# ENTRIES
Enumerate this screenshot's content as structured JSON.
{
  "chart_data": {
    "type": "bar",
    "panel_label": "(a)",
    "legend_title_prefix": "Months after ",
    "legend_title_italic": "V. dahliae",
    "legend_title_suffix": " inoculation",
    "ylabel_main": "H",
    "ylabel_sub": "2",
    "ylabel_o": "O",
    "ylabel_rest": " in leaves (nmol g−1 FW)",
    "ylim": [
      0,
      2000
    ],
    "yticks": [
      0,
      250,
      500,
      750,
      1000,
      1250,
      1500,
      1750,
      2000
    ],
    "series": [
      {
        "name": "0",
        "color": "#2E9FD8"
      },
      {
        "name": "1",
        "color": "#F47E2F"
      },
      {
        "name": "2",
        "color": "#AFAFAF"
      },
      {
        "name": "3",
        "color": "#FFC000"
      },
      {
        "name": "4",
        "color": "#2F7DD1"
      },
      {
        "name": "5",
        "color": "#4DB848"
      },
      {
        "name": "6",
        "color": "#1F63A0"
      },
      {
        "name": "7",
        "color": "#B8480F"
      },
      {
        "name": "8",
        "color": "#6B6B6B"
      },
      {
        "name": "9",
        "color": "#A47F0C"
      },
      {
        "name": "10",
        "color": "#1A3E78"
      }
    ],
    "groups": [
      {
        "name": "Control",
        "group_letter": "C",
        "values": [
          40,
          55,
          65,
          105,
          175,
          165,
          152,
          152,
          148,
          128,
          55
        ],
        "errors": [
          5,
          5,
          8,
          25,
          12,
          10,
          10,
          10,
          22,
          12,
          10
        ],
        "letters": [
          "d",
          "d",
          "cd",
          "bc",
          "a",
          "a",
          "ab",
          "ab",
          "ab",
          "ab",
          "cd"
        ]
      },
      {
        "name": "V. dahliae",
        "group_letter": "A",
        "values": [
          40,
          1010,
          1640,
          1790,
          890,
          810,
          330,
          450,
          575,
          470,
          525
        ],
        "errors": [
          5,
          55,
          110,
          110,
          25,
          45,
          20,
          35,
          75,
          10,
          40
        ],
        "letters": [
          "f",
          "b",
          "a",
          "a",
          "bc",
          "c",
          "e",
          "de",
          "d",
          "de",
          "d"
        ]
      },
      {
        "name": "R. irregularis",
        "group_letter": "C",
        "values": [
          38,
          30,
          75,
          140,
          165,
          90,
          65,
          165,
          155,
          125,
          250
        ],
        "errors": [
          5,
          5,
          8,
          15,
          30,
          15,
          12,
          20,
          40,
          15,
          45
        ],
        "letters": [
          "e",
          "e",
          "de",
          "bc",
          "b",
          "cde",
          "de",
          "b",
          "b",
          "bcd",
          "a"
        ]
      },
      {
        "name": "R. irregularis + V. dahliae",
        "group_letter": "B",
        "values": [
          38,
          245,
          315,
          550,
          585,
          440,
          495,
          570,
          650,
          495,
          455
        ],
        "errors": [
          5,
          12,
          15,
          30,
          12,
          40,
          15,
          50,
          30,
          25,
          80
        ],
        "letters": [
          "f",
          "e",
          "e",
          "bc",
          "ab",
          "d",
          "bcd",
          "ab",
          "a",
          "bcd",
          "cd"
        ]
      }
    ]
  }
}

# GOAL
Check each line above for the string "irregularis", then copy the ones that have it.

# SOLUTION TO THIS TASK
        "name": "R. irregularis",
        "name": "R. irregularis + V. dahliae",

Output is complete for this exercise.